** begin Given records **

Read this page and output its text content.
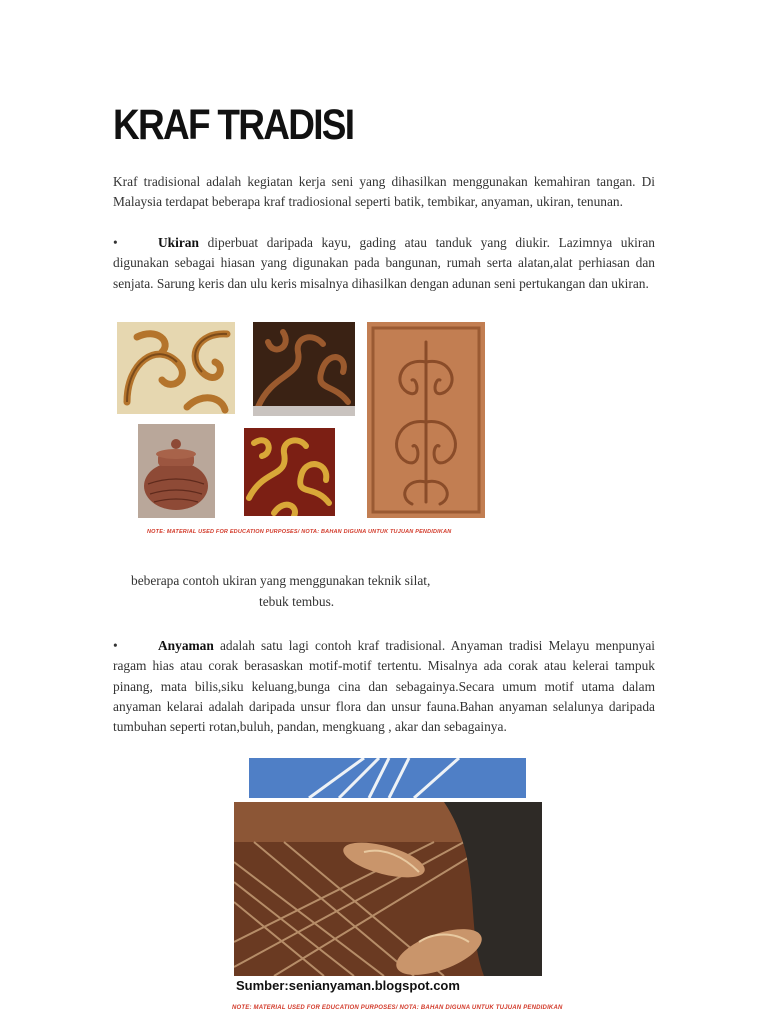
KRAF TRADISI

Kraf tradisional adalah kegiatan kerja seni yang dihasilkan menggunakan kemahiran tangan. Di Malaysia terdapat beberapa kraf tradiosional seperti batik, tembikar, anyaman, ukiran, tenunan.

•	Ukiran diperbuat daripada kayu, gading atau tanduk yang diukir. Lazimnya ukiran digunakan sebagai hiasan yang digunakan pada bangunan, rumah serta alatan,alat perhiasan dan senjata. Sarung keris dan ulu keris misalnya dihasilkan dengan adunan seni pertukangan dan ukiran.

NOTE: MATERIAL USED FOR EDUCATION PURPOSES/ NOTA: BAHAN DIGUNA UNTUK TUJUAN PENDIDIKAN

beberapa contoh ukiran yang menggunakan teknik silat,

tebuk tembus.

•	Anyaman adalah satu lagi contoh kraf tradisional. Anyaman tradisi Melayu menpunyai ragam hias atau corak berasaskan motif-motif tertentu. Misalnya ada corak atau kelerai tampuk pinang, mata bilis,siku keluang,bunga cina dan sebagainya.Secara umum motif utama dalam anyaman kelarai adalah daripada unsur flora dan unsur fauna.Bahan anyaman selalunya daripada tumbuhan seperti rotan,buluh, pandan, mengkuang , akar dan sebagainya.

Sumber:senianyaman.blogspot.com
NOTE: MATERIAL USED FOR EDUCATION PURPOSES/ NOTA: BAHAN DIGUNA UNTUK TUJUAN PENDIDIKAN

** end Given records **

Exercise description
In your copy of the listing above, reproduce each line exactly and omit all pictures.

Complete output
Read this page and output its text content.
KRAF TRADISI

Kraf tradisional adalah kegiatan kerja seni yang dihasilkan menggunakan kemahiran tangan. Di Malaysia terdapat beberapa kraf tradiosional seperti batik, tembikar, anyaman, ukiran, tenunan.

•	Ukiran diperbuat daripada kayu, gading atau tanduk yang diukir. Lazimnya ukiran digunakan sebagai hiasan yang digunakan pada bangunan, rumah serta alatan,alat perhiasan dan senjata. Sarung keris dan ulu keris misalnya dihasilkan dengan adunan seni pertukangan dan ukiran.

NOTE: MATERIAL USED FOR EDUCATION PURPOSES/ NOTA: BAHAN DIGUNA UNTUK TUJUAN PENDIDIKAN

beberapa contoh ukiran yang menggunakan teknik silat,

tebuk tembus.

•	Anyaman adalah satu lagi contoh kraf tradisional. Anyaman tradisi Melayu menpunyai ragam hias atau corak berasaskan motif-motif tertentu. Misalnya ada corak atau kelerai tampuk pinang, mata bilis,siku keluang,bunga cina dan sebagainya.Secara umum motif utama dalam anyaman kelarai adalah daripada unsur flora dan unsur fauna.Bahan anyaman selalunya daripada tumbuhan seperti rotan,buluh, pandan, mengkuang , akar dan sebagainya.

Sumber:senianyaman.blogspot.com
NOTE: MATERIAL USED FOR EDUCATION PURPOSES/ NOTA: BAHAN DIGUNA UNTUK TUJUAN PENDIDIKAN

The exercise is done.